DOCUMENT
Viewers don’t have time to get emotionally involved, because
trying to follow the movie’s idea requires too much concentration, leaving no
room for them to connect with the characters or their afflictions.
The plot moves too fast between New
Mexico and Oregon,
between past and present and the huge number of characters.
In a few words, two parallel stories develop at the same
time: on the one hand, the movie portrays the disappointing sex life of Sylvia
(Charlize Theron), the manager of a classy restaurant who hides herself from her
own past and, on the other hand, the film focuses on a story that took place
more than a decade earlier in the Chihuahuan Desert of New Mexico. The second
narrative involves the tragedy of two families striving to cope with the deaths
of Nick, a married Mexican-American man (Joaquim De Almeida) and Gina, a
married woman, with four children, impersonated by Kim Basinger. The two had
been lovers and died while they were in a trailer that exploded from a gas
leak.
Nick and Gina’s kids are the most affected by their parents’
horrific deaths and, as they try to get over the incident, Santiago (J.D. Pardo) and Mariana (Jennifer
Lawrence) become intimate.
The link between the two stories becomes obvious toward the
end of the movie, when the puzzle finally gets its last piece. However,
everything is so intricate, that you’ll need a second to recap all the scenes
over and over again in order to put two and two together.

Element boundary records:
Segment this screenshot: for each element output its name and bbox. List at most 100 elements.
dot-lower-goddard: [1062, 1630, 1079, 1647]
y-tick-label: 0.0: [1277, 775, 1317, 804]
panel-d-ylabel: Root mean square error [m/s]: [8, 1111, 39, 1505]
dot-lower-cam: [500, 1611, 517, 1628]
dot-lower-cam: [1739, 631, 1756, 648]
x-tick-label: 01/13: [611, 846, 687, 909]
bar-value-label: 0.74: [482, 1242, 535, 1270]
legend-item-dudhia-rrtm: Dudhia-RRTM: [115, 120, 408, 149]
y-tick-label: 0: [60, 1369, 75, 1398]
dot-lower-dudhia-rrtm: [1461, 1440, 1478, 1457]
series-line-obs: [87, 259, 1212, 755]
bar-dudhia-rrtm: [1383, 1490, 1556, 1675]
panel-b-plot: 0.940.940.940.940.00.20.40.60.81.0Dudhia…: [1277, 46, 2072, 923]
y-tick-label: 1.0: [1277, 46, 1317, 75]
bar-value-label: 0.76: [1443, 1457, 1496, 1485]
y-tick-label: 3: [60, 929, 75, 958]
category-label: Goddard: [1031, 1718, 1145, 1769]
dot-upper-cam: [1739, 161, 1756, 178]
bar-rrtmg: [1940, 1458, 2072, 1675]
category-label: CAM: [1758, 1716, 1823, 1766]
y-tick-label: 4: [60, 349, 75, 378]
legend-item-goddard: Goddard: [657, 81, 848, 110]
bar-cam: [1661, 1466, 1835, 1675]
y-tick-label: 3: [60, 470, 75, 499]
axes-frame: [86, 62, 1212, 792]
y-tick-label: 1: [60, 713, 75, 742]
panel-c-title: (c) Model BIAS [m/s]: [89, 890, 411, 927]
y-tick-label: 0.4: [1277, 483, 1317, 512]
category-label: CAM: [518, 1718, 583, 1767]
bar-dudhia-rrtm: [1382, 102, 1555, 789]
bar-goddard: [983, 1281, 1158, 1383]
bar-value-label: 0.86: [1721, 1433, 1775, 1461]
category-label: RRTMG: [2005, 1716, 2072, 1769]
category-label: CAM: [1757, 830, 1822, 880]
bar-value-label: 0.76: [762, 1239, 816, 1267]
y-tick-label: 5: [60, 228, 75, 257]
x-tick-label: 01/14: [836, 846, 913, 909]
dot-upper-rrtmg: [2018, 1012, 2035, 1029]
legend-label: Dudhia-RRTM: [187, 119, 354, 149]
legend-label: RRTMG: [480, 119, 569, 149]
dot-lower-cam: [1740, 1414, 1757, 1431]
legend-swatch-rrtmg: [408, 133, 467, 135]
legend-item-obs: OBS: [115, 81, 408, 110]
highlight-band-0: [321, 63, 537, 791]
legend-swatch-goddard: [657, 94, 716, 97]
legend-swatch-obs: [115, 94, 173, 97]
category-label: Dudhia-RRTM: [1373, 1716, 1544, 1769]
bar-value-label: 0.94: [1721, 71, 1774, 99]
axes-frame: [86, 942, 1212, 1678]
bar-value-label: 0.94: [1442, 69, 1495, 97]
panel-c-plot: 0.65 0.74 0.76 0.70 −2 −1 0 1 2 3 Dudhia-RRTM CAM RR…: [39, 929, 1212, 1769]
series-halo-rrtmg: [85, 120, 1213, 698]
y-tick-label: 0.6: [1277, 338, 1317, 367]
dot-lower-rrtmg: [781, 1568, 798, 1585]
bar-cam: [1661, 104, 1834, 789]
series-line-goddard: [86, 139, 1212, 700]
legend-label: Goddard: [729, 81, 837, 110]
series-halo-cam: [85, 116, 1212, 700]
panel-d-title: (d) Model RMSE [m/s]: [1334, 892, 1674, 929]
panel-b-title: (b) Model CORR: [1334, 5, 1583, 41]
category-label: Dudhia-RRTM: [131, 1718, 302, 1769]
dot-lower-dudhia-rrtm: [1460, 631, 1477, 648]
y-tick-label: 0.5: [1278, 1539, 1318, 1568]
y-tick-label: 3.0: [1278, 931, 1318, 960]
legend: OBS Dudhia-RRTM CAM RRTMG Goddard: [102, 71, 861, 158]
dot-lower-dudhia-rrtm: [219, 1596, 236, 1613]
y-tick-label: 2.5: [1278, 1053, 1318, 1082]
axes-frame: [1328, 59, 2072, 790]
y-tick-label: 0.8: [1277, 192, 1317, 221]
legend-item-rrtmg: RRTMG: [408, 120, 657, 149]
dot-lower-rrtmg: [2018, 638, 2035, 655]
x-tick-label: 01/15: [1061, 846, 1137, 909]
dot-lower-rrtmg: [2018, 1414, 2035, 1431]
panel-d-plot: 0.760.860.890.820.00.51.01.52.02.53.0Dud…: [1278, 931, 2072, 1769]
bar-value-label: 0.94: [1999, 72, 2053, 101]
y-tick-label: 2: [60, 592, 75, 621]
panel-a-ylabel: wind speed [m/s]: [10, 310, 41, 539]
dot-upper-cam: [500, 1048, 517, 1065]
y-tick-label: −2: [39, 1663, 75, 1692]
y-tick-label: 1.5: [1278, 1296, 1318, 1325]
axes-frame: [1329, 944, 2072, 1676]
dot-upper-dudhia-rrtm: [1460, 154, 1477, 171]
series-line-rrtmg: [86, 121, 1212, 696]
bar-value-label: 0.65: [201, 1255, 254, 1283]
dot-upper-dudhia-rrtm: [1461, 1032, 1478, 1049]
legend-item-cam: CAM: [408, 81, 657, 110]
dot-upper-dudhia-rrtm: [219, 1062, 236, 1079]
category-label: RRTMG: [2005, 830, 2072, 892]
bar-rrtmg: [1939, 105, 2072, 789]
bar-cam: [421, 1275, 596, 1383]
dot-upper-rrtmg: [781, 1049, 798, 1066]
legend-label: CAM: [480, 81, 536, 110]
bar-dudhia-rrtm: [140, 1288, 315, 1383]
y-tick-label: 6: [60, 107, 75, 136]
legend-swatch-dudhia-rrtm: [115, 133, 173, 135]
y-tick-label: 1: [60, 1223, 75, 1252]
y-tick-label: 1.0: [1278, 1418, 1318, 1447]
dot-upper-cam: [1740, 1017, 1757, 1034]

TASK INSTRUCTIONS
**A.** Shorten the paragraph of the film review that begins "In a few words, two parallel stories" into a brief bulleted list, keeping its main facts.
**B.** Reproduce word for word the stretch of the film review from "In a few words, two" through "Lawrence) become intimate.".

ANSWERS PER TASK
**A.**
- Two parallel stories unfold at the same time.
- The first shows the disappointing sex life of Sylvia (Charlize Theron), the manager of a classy restaurant who hides from her own past.
- The second takes place more than a decade earlier in the Chihuahuan Desert of New Mexico.
- It follows two families struggling with the deaths of Nick, a married Mexican-American man (Joaquim De Almeida), and Gina, a married mother of four (Kim Basinger).
- Nick and Gina were lovers. They died when the trailer they were in exploded from a gas leak.

**B.**
In a few words, two parallel stories develop at the same
time: on the one hand, the movie portrays the disappointing sex life of Sylvia
(Charlize Theron), the manager of a classy restaurant who hides herself from her
own past and, on the other hand, the film focuses on a story that took place
more than a decade earlier in the Chihuahuan Desert of New Mexico. The second
narrative involves the tragedy of two families striving to cope with the deaths
of Nick, a married Mexican-American man (Joaquim De Almeida) and Gina, a
married woman, with four children, impersonated by Kim Basinger. The two had
been lovers and died while they were in a trailer that exploded from a gas
leak.
Nick and Gina’s kids are the most affected by their parents’
horrific deaths and, as they try to get over the incident, Santiago (J.D. Pardo) and Mariana (Jennifer
Lawrence) become intimate.